__Reading passage__:
• • • • • • •
When employees are engaged, businesses can increase profitability, improve sales, improve output quality, slash absenteeism and minimise regretted attrition. However, driving engagement throughout the organisation can be tricky, since employees are unique individuals and, as such, aren’t all motivated by the same things.
Generational differences are becoming especially pronounced as millennials begin to make up an increasing proportion of the Australian workforce. Anecdotal evidence suggests that millennials are differently motivated than their gen X or baby boomer predecessors, and research shows that more than half (59%) of them are aggressively looking for their next job opportunity.
Given the high costs involved in finding, recruiting, training and retaining talented employees, businesses need to find ways to prevent millennial employees from thinking that the grass will be greener elsewhere.
For businesses to build loyalty among millennial employees, they need to invest in building engagement.
Engagement starts with strong leadership, which includes providing the coaching and training that millennials need to develop the skills that are important to them, as well as important to the organisation.
• • • • • • •
__Data supplied__:
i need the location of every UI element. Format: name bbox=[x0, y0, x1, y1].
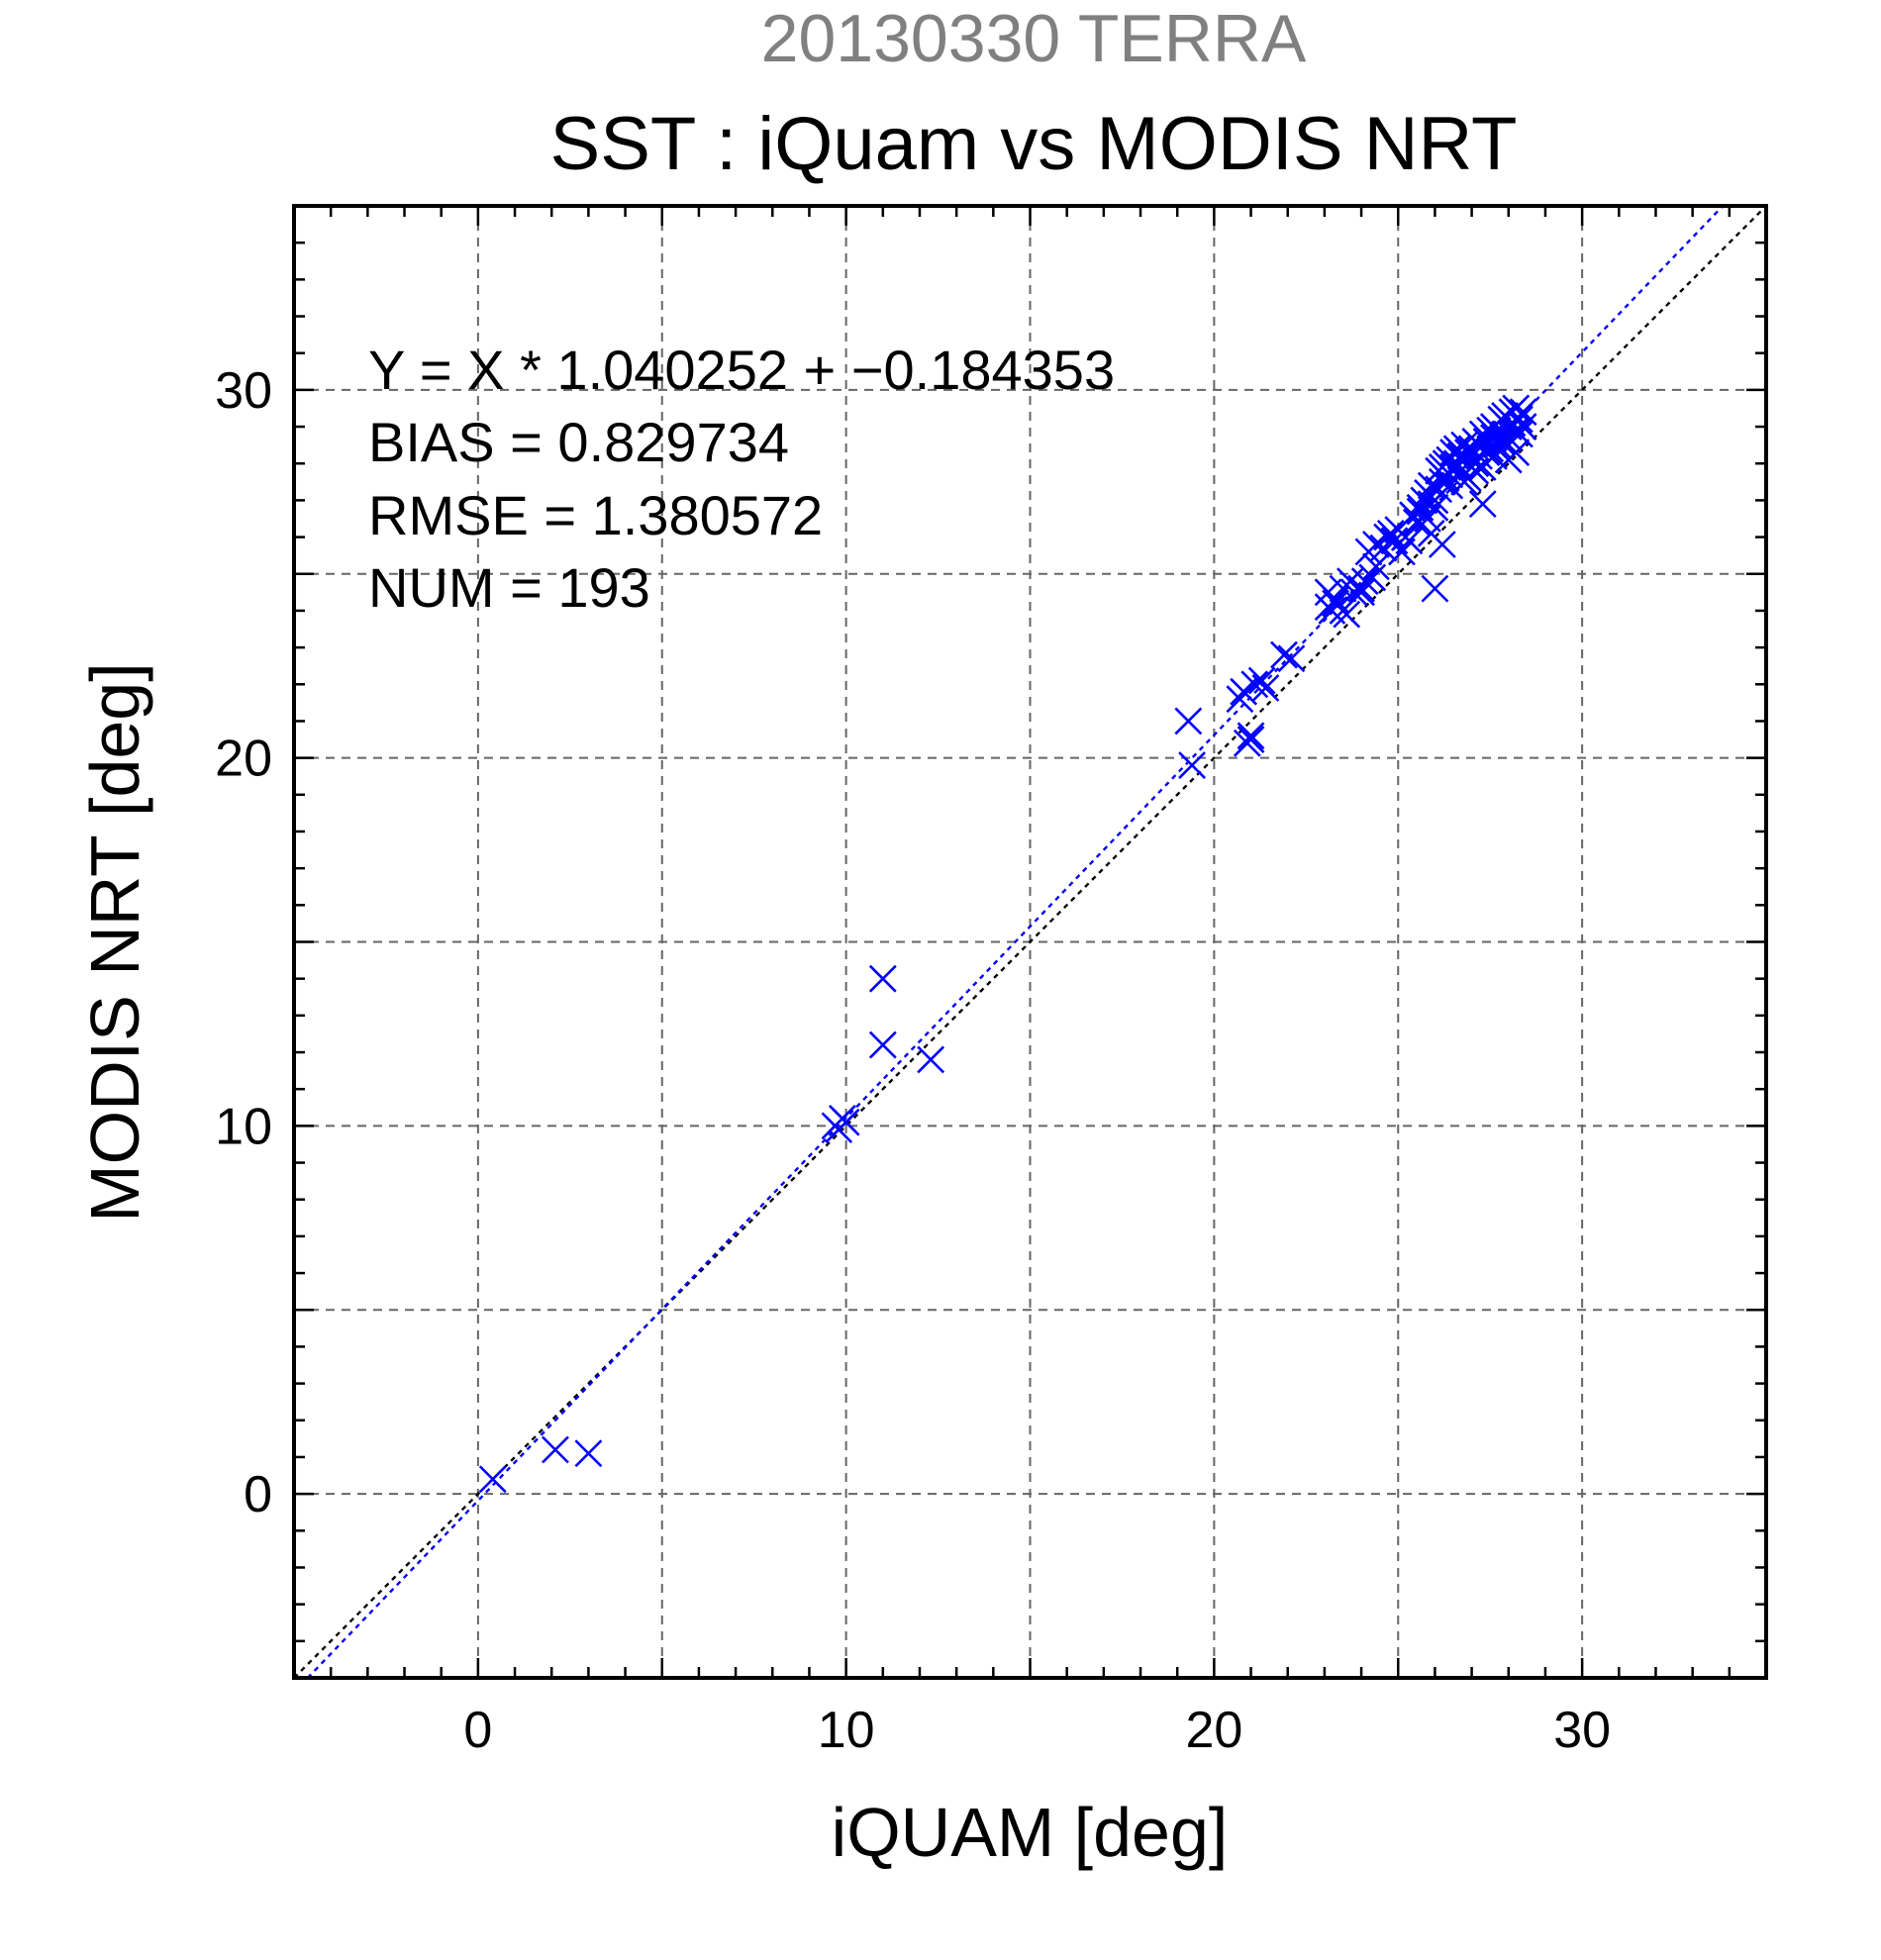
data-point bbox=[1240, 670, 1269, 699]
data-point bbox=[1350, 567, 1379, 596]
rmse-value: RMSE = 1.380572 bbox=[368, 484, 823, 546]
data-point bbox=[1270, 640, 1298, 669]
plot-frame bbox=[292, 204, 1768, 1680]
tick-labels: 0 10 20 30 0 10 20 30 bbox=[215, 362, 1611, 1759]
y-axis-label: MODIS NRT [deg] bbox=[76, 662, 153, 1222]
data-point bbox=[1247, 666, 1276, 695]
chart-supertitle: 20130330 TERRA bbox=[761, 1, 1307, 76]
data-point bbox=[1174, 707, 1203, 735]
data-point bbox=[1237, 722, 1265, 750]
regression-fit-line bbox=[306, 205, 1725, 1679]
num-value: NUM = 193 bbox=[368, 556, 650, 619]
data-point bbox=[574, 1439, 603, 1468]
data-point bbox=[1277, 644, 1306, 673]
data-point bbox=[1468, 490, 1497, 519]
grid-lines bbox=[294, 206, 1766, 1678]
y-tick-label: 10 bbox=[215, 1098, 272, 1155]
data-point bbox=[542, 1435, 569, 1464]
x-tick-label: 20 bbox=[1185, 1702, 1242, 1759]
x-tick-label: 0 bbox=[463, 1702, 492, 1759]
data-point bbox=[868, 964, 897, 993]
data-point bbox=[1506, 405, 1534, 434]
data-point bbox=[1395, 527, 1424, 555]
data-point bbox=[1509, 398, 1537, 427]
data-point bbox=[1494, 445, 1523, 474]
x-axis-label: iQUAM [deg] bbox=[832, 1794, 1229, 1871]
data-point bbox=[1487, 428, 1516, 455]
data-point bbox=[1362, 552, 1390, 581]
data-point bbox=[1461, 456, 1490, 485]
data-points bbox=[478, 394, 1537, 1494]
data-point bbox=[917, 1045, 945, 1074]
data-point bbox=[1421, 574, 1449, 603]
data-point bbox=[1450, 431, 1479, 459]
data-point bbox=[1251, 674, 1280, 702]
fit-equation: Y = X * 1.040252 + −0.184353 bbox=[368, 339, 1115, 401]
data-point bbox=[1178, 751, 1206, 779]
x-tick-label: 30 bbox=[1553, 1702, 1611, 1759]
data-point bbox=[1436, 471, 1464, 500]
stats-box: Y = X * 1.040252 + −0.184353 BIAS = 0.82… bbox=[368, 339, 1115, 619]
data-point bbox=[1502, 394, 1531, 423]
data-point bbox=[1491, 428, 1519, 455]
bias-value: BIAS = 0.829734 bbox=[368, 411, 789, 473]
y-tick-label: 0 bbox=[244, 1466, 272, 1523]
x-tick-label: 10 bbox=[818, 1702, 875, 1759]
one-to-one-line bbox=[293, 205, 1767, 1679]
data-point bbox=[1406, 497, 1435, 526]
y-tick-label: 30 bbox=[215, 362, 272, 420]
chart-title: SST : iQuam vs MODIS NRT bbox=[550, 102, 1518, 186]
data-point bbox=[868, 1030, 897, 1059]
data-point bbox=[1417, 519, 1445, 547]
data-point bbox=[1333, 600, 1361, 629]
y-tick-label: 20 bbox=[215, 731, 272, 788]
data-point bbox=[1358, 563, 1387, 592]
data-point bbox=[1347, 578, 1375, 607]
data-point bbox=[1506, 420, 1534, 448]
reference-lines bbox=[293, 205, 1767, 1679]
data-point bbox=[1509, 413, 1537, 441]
• • • • • • •
__Written tasks__:
1 > Reproduce the passage on engaging millennial employees word for word, everything from "Generational differences are" down to "to the organisation.".
2 > According to the passage on engaging millennial employees, what share of millennials are aggressively looking for their next job opportunity?

__List of solutions__:
1 >
Generational differences are becoming especially pronounced as millennials begin to make up an increasing proportion of the Australian workforce. Anecdotal evidence suggests that millennials are differently motivated than their gen X or baby boomer predecessors, and research shows that more than half (59%) of them are aggressively looking for their next job opportunity.
Given the high costs involved in finding, recruiting, training and retaining talented employees, businesses need to find ways to prevent millennial employees from thinking that the grass will be greener elsewhere.
For businesses to build loyalty among millennial employees, they need to invest in building engagement.
Engagement starts with strong leadership, which includes providing the coaching and training that millennials need to develop the skills that are important to them, as well as important to the organisation.

2 > More than half (59%).